▸ TASK INSTRUCTIONS: Identify the lines that include the word "требованиям", then copy all of them.

(Entries taken from a collection)

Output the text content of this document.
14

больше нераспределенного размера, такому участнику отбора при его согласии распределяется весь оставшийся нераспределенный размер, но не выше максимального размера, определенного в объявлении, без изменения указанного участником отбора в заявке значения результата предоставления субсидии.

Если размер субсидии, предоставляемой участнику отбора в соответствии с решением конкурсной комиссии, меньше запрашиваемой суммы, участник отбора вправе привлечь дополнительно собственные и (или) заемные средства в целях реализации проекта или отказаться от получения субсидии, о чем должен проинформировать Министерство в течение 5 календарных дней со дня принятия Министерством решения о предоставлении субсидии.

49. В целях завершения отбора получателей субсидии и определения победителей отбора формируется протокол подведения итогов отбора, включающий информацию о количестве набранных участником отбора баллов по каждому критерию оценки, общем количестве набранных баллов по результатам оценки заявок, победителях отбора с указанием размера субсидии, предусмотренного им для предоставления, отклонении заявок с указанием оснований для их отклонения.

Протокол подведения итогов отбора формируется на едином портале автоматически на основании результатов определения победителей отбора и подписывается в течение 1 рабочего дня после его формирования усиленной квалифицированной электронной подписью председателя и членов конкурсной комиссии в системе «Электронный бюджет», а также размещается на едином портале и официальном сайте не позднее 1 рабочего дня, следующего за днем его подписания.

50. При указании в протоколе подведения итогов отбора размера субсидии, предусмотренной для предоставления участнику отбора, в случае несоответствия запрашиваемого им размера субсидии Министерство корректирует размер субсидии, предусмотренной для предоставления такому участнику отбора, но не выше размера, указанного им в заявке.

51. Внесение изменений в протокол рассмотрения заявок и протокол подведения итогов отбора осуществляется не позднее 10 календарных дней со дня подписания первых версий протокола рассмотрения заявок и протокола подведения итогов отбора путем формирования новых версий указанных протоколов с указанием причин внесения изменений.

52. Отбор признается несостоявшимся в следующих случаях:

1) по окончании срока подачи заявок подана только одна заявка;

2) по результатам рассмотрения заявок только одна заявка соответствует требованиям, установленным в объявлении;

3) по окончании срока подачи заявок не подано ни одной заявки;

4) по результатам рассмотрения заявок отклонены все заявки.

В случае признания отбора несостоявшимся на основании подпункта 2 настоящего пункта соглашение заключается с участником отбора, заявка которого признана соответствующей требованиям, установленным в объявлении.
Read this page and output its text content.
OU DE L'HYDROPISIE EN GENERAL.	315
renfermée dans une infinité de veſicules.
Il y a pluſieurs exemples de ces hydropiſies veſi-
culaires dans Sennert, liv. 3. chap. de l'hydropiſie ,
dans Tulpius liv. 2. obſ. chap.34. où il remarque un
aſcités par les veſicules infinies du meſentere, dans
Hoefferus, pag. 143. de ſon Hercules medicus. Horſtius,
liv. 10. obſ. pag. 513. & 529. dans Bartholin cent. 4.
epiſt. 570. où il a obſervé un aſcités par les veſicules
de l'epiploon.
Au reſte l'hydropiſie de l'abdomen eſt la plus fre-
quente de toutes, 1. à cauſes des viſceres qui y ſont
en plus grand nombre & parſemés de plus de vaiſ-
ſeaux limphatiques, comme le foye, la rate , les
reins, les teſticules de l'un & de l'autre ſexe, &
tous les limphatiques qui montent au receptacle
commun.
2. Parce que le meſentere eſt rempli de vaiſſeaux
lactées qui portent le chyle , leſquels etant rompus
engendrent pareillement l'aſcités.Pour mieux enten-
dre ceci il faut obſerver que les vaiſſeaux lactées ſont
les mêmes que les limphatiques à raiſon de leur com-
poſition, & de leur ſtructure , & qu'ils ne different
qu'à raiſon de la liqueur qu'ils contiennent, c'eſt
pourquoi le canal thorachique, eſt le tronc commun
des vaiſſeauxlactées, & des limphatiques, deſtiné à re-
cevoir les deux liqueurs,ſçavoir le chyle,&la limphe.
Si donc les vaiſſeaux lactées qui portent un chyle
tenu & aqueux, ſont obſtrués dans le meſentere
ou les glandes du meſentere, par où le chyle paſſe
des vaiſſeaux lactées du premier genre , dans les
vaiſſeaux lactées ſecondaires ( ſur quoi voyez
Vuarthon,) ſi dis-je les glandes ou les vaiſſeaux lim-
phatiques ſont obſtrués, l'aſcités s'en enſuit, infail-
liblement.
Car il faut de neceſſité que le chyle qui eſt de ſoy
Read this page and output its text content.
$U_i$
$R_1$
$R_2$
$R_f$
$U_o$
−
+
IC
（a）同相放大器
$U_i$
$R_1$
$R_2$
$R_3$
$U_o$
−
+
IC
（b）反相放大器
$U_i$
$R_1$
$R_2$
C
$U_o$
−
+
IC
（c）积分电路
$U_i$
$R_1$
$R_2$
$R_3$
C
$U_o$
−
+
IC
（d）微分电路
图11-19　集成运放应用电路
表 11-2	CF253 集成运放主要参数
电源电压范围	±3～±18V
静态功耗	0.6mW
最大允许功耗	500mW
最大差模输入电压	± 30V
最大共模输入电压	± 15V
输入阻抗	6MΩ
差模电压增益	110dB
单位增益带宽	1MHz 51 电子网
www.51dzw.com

▸ SOLVED PROBLEM:
2) по результатам рассмотрения заявок только одна заявка соответствует требованиям, установленным в объявлении;
В случае признания отбора несостоявшимся на основании подпункта 2 настоящего пункта соглашение заключается с участником отбора, заявка которого признана соответствующей требованиям, установленным в объявлении.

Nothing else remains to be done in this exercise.